Data entries
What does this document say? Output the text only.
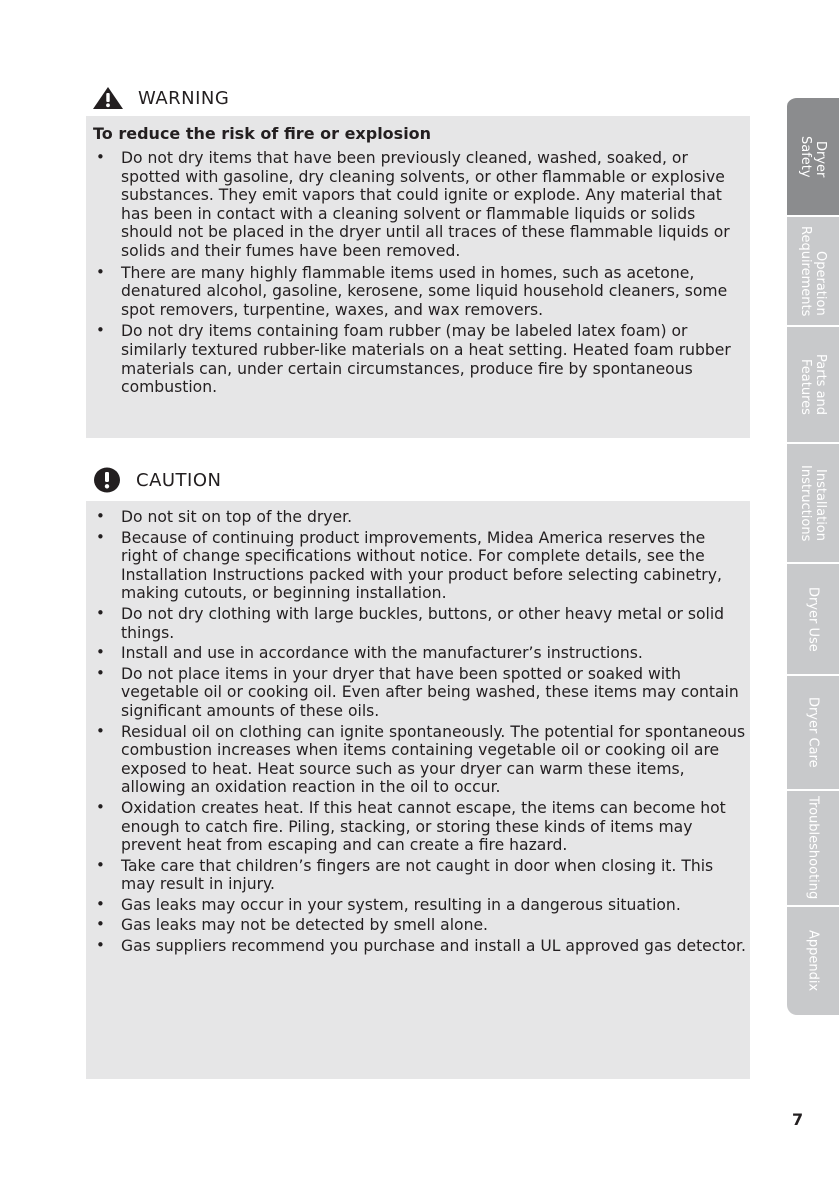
WARNING
To reduce the risk of fire or explosion
• Do not dry items that have been previously cleaned, washed, soaked, or spotted with gasoline, dry cleaning solvents, or other flammable or explosive substances. They emit vapors that could ignite or explode. Any material that has been in contact with a cleaning solvent or flammable liquids or solids should not be placed in the dryer until all traces of these flammable liquids or solids and their fumes have been removed.
• There are many highly flammable items used in homes, such as acetone, denatured alcohol, gasoline, kerosene, some liquid household cleaners, some spot removers, turpentine, waxes, and wax removers.
• Do not dry items containing foam rubber (may be labeled latex foam) or similarly textured rubber-like materials on a heat setting. Heated foam rubber materials can, under certain circumstances, produce fire by spontaneous combustion.
CAUTION
• Do not sit on top of the dryer.
• Because of continuing product improvements, Midea America reserves the right of change specifications without notice. For complete details, see the Installation Instructions packed with your product before selecting cabinetry, making cutouts, or beginning installation.
• Do not dry clothing with large buckles, buttons, or other heavy metal or solid things.
• Install and use in accordance with the manufacturer’s instructions.
• Do not place items in your dryer that have been spotted or soaked with vegetable oil or cooking oil. Even after being washed, these items may contain significant amounts of these oils.
• Residual oil on clothing can ignite spontaneously. The potential for spontaneous combustion increases when items containing vegetable oil or cooking oil are exposed to heat. Heat source such as your dryer can warm these items, allowing an oxidation reaction in the oil to occur.
• Oxidation creates heat. If this heat cannot escape, the items can become hot enough to catch fire. Piling, stacking, or storing these kinds of items may prevent heat from escaping and can create a fire hazard.
• Take care that children’s fingers are not caught in door when closing it. This may result in injury.
• Gas leaks may occur in your system, resulting in a dangerous situation.
• Gas leaks may not be detected by smell alone.
• Gas suppliers recommend you purchase and install a UL approved gas detector.
Dryer
Safety
Operation
Requirements
Parts and
Features
Installation
Instructions
Dryer Use
Dryer Care
Troubleshooting
Appendix
7
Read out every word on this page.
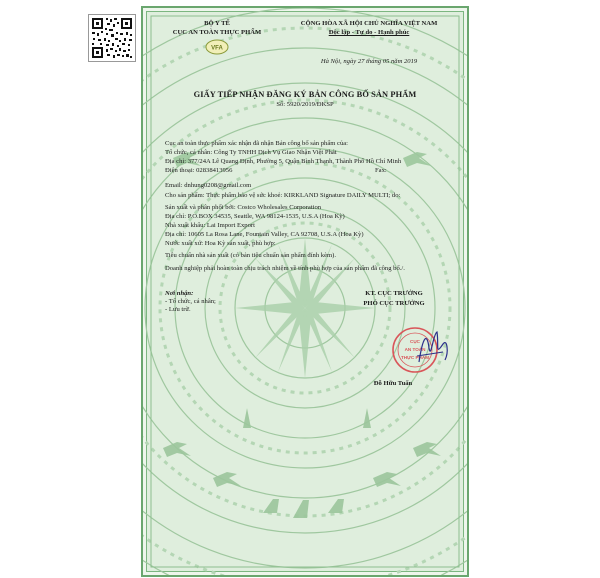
BỘ Y TẾ
CỤC AN TOÀN THỰC PHẨM
VFA
CỘNG HÒA XÃ HỘI CHỦ NGHĨA VIỆT NAM
Độc lập - Tự do - Hạnh phúc
Hà Nội, ngày 27 tháng 05 năm 2019
GIẤY TIẾP NHẬN ĐĂNG KÝ BẢN CÔNG BỐ SẢN PHẨM
Số: 5920/2019/ĐKSP
Cục an toàn thực phẩm xác nhận đã nhận Bản công bố sản phẩm của:
Tổ chức, cá nhân: Công Ty TNHH Dịch Vụ Giao Nhận Việt Phát
Địa chỉ: 377/24A Lê Quang Định, Phường 5, Quận Bình Thạnh, Thành Phố Hồ Chí Minh
Điện thoại: 02838413956	Fax:
Email: dnhung0208@gmail.com
Cho sản phẩm: Thực phẩm bảo vệ sức khoẻ: KIRKLAND Signature DAILY MULTI; do:
Sản xuất và phân phối bởi: Costco Wholesales Corporation
Địa chỉ: P.O.BOX 34535, Seattle, WA 98124-1535, U.S.A (Hoa Kỳ)
Nhà xuất khẩu: Lai Import Export
Địa chỉ: 10605 La Rosa Lane, Fountain Valley, CA 92708, U.S.A (Hoa Kỳ)
Nước xuất xứ: Hoa Kỳ sản xuất, phù hợp:
Tiêu chuẩn nhà sản xuất (có bản tiêu chuẩn sản phẩm đính kèm).
Doanh nghiệp phải hoàn toàn chịu trách nhiệm về tính phù hợp của sản phẩm đã công bố./.
Nơi nhận:
- Tổ chức, cá nhân;
- Lưu trữ.
KT. CỤC TRƯỞNG
PHÓ CỤC TRƯỞNG
CỤC
AN TOÀN
THỰC PHẨM
Đỗ Hữu Tuấn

▶ **SHORT EXERCISE**: Omit every picture, then reproduce the rest of the listing exactly.

▶ **SOLUTION BELOW**:
What does this document say? Output the text only.
WARNING
To reduce the risk of fire or explosion
• Do not dry items that have been previously cleaned, washed, soaked, or spotted with gasoline, dry cleaning solvents, or other flammable or explosive substances. They emit vapors that could ignite or explode. Any material that has been in contact with a cleaning solvent or flammable liquids or solids should not be placed in the dryer until all traces of these flammable liquids or solids and their fumes have been removed.
• There are many highly flammable items used in homes, such as acetone, denatured alcohol, gasoline, kerosene, some liquid household cleaners, some spot removers, turpentine, waxes, and wax removers.
• Do not dry items containing foam rubber (may be labeled latex foam) or similarly textured rubber-like materials on a heat setting. Heated foam rubber materials can, under certain circumstances, produce fire by spontaneous combustion.
CAUTION
• Do not sit on top of the dryer.
• Because of continuing product improvements, Midea America reserves the right of change specifications without notice. For complete details, see the Installation Instructions packed with your product before selecting cabinetry, making cutouts, or beginning installation.
• Do not dry clothing with large buckles, buttons, or other heavy metal or solid things.
• Install and use in accordance with the manufacturer’s instructions.
• Do not place items in your dryer that have been spotted or soaked with vegetable oil or cooking oil. Even after being washed, these items may contain significant amounts of these oils.
• Residual oil on clothing can ignite spontaneously. The potential for spontaneous combustion increases when items containing vegetable oil or cooking oil are exposed to heat. Heat source such as your dryer can warm these items, allowing an oxidation reaction in the oil to occur.
• Oxidation creates heat. If this heat cannot escape, the items can become hot enough to catch fire. Piling, stacking, or storing these kinds of items may prevent heat from escaping and can create a fire hazard.
• Take care that children’s fingers are not caught in door when closing it. This may result in injury.
• Gas leaks may occur in your system, resulting in a dangerous situation.
• Gas leaks may not be detected by smell alone.
• Gas suppliers recommend you purchase and install a UL approved gas detector.
Dryer
Safety
Operation
Requirements
Parts and
Features
Installation
Instructions
Dryer Use
Dryer Care
Troubleshooting
Appendix
7
Read out every word on this page.
BỘ Y TẾ
CỤC AN TOÀN THỰC PHẨM
VFA
CỘNG HÒA XÃ HỘI CHỦ NGHĨA VIỆT NAM
Độc lập - Tự do - Hạnh phúc
Hà Nội, ngày 27 tháng 05 năm 2019
GIẤY TIẾP NHẬN ĐĂNG KÝ BẢN CÔNG BỐ SẢN PHẨM
Số: 5920/2019/ĐKSP
Cục an toàn thực phẩm xác nhận đã nhận Bản công bố sản phẩm của:
Tổ chức, cá nhân: Công Ty TNHH Dịch Vụ Giao Nhận Việt Phát
Địa chỉ: 377/24A Lê Quang Định, Phường 5, Quận Bình Thạnh, Thành Phố Hồ Chí Minh
Điện thoại: 02838413956	Fax:
Email: dnhung0208@gmail.com
Cho sản phẩm: Thực phẩm bảo vệ sức khoẻ: KIRKLAND Signature DAILY MULTI; do:
Sản xuất và phân phối bởi: Costco Wholesales Corporation
Địa chỉ: P.O.BOX 34535, Seattle, WA 98124-1535, U.S.A (Hoa Kỳ)
Nhà xuất khẩu: Lai Import Export
Địa chỉ: 10605 La Rosa Lane, Fountain Valley, CA 92708, U.S.A (Hoa Kỳ)
Nước xuất xứ: Hoa Kỳ sản xuất, phù hợp:
Tiêu chuẩn nhà sản xuất (có bản tiêu chuẩn sản phẩm đính kèm).
Doanh nghiệp phải hoàn toàn chịu trách nhiệm về tính phù hợp của sản phẩm đã công bố./.
Nơi nhận:
- Tổ chức, cá nhân;
- Lưu trữ.
KT. CỤC TRƯỞNG
PHÓ CỤC TRƯỞNG
CỤC
AN TOÀN
THỰC PHẨM
Đỗ Hữu Tuấn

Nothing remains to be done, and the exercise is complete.